╭─ EXTRACTED INFORMATION

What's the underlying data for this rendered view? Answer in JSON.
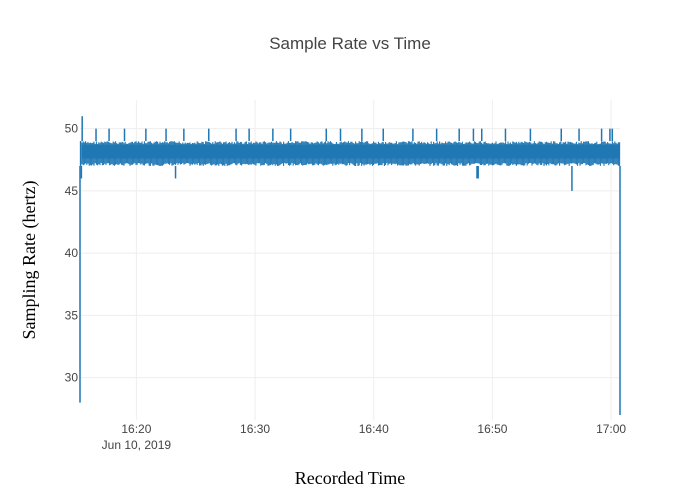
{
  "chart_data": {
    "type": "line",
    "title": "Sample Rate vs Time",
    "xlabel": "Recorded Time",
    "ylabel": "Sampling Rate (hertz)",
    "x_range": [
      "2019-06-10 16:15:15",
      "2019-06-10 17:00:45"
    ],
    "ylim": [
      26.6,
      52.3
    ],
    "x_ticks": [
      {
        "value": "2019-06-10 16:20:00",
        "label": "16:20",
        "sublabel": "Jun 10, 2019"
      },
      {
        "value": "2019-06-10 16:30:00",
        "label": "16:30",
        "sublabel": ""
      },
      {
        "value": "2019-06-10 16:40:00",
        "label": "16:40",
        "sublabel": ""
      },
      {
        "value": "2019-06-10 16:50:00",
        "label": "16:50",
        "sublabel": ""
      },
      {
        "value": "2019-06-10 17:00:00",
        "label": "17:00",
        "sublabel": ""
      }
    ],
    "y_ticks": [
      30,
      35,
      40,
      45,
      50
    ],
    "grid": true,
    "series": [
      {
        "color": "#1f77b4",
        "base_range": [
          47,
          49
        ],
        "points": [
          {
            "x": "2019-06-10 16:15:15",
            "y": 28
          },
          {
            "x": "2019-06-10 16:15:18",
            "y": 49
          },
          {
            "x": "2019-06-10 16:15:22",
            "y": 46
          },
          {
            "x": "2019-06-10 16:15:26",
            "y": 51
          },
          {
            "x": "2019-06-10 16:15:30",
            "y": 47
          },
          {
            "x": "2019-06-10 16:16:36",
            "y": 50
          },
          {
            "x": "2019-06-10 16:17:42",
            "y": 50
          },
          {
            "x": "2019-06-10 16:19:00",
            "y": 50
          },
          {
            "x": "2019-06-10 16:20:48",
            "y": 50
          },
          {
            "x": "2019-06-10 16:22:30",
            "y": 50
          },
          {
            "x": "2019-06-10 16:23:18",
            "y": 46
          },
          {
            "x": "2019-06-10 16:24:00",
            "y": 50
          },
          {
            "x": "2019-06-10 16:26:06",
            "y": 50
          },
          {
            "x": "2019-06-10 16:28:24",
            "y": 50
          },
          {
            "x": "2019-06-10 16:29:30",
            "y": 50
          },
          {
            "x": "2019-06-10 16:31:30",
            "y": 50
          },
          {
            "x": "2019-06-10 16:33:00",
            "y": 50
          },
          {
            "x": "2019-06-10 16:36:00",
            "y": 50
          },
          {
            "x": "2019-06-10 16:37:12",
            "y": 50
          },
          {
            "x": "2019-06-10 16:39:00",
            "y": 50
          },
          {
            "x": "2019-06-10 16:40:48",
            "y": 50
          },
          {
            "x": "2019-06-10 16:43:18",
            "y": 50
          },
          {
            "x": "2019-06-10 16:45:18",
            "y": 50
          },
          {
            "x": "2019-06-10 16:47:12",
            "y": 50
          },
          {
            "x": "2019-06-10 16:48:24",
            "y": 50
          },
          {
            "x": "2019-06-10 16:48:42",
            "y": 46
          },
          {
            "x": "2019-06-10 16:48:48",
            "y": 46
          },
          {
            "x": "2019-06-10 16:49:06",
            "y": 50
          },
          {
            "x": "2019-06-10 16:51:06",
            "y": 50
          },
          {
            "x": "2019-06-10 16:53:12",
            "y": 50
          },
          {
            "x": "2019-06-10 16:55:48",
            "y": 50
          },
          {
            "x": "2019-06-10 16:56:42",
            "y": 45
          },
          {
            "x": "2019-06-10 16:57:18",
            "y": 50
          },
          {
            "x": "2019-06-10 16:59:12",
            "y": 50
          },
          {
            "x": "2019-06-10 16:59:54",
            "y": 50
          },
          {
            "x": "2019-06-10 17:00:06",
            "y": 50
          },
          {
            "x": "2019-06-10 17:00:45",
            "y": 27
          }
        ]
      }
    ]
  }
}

╰─
╭─ EXTRACTED INFORMATION

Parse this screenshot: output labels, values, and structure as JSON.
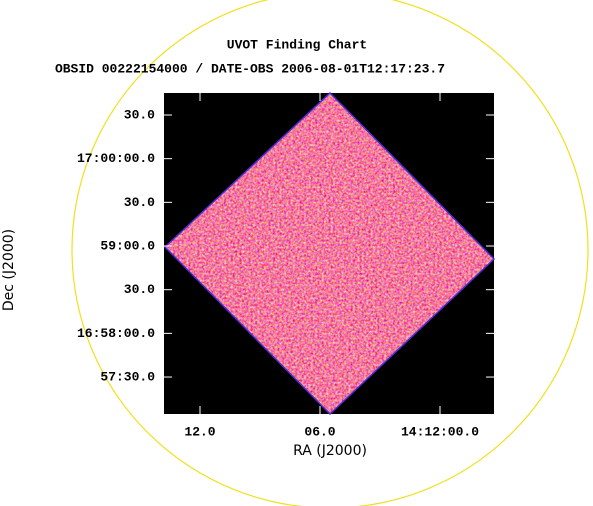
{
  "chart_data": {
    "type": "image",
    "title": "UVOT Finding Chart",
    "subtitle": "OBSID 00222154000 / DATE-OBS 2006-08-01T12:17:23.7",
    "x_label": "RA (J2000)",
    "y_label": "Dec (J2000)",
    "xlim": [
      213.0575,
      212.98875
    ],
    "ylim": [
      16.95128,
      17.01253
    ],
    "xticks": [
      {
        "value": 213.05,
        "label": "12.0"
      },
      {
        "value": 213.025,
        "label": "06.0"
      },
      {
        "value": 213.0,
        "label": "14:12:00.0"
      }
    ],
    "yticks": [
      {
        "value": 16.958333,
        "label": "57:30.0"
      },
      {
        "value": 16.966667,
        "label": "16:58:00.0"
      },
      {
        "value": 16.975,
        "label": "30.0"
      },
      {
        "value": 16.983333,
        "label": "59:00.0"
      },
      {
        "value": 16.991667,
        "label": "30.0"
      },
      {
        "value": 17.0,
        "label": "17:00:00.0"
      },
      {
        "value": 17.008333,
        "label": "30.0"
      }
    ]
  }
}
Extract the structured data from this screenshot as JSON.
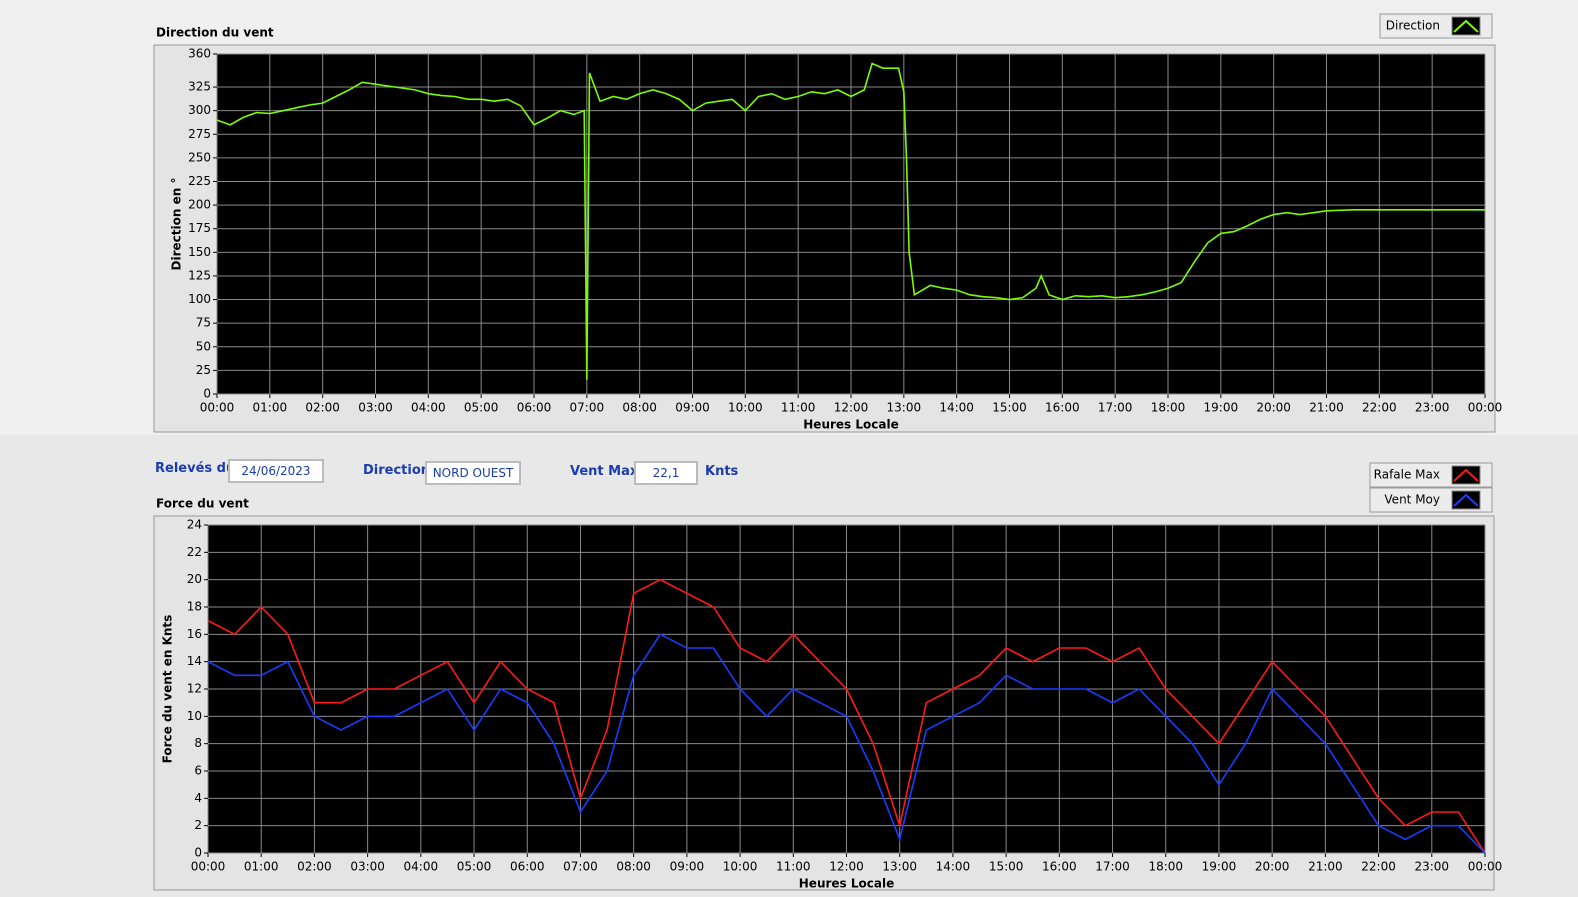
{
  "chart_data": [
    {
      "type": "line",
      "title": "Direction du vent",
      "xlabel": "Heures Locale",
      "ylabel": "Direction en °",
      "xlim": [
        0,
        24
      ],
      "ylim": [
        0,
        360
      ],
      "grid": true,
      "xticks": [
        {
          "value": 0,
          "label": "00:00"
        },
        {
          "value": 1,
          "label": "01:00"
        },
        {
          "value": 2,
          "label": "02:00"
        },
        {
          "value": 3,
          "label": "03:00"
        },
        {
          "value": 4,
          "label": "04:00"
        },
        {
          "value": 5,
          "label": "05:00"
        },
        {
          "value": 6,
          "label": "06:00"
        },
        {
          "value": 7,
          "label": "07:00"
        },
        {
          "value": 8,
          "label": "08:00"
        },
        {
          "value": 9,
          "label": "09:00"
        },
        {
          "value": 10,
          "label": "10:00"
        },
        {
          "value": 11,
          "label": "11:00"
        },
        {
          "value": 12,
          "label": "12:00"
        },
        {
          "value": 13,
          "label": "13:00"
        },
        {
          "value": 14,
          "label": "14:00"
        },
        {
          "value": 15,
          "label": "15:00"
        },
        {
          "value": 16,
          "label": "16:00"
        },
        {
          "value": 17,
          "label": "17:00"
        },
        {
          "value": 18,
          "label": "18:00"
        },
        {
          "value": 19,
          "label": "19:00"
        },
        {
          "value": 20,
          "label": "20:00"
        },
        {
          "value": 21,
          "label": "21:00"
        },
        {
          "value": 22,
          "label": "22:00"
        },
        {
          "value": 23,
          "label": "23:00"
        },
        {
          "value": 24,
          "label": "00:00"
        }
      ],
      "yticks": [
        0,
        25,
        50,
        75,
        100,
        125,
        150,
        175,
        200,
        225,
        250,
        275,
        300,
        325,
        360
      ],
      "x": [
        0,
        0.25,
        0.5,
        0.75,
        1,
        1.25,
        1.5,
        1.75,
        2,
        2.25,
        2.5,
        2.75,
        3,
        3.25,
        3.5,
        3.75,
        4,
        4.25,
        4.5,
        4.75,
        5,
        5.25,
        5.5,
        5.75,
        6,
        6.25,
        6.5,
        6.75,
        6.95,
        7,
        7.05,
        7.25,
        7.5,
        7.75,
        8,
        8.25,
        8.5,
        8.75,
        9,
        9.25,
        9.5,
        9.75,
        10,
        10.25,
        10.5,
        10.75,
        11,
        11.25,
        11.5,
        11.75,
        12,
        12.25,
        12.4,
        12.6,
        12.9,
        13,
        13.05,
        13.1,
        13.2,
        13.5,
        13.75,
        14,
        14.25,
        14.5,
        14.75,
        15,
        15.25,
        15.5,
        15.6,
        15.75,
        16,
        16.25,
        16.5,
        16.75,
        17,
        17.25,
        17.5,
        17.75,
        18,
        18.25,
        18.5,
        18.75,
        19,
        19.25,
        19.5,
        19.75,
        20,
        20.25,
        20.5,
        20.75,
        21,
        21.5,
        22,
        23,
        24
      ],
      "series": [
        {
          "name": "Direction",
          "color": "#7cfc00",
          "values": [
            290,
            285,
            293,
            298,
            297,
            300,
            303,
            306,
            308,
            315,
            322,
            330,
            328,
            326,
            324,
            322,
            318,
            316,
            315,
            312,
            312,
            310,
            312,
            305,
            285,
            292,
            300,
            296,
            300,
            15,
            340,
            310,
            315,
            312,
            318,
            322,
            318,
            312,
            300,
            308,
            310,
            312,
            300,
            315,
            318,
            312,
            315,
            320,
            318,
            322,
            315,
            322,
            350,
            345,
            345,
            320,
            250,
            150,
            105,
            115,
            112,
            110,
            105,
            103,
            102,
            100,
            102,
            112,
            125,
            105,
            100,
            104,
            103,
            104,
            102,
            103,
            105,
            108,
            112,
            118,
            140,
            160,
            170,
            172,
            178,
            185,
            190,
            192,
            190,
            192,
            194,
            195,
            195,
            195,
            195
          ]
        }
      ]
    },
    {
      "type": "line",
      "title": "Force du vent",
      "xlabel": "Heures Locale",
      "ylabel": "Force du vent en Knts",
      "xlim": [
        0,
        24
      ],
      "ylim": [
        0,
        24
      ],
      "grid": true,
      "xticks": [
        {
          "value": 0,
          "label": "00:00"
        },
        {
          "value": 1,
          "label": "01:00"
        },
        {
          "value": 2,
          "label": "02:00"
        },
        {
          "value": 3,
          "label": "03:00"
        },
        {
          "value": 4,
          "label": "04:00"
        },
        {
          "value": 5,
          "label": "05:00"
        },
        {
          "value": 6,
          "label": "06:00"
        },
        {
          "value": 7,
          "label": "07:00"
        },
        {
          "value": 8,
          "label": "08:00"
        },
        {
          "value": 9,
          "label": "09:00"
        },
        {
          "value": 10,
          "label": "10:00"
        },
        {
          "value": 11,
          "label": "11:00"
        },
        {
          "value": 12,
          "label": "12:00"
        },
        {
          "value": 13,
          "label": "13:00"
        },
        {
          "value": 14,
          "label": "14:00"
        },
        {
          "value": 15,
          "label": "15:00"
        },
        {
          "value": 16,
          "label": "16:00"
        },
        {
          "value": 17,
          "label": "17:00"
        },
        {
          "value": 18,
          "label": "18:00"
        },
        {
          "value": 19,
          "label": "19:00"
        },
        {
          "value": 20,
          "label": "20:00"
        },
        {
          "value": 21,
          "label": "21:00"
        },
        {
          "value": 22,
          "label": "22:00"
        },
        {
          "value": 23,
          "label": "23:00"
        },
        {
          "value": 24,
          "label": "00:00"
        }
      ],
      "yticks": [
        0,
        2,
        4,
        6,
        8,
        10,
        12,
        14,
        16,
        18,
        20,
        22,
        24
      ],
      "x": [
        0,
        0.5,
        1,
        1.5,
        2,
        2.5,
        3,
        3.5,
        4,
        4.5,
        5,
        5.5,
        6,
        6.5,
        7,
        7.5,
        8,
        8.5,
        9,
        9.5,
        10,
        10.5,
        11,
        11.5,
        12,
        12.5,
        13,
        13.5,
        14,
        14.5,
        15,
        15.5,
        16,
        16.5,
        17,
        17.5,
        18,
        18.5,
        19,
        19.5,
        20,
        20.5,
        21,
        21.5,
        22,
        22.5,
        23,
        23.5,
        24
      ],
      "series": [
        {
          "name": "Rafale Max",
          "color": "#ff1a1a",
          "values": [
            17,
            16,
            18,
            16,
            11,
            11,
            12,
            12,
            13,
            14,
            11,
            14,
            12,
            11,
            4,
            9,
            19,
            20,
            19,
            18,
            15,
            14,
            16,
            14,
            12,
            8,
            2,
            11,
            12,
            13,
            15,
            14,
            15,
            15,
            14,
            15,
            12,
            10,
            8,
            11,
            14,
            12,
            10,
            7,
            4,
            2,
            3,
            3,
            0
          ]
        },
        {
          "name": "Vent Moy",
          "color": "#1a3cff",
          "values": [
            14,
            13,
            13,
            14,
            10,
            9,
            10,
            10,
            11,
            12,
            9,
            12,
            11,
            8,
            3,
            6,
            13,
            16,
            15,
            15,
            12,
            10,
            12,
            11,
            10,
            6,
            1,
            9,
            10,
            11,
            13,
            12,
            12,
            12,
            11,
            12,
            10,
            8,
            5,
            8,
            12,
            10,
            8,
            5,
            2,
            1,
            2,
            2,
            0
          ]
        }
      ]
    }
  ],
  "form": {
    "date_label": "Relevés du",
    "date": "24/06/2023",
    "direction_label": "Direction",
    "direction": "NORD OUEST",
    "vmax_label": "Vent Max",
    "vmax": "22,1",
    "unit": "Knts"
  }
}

╰─

YOUR TASK
Using the listing above, pick out each line that contains the word "Time", then copy it.

TASK ANSWER
    "title": "Sample Rate vs Time",
    "xlabel": "Recorded Time",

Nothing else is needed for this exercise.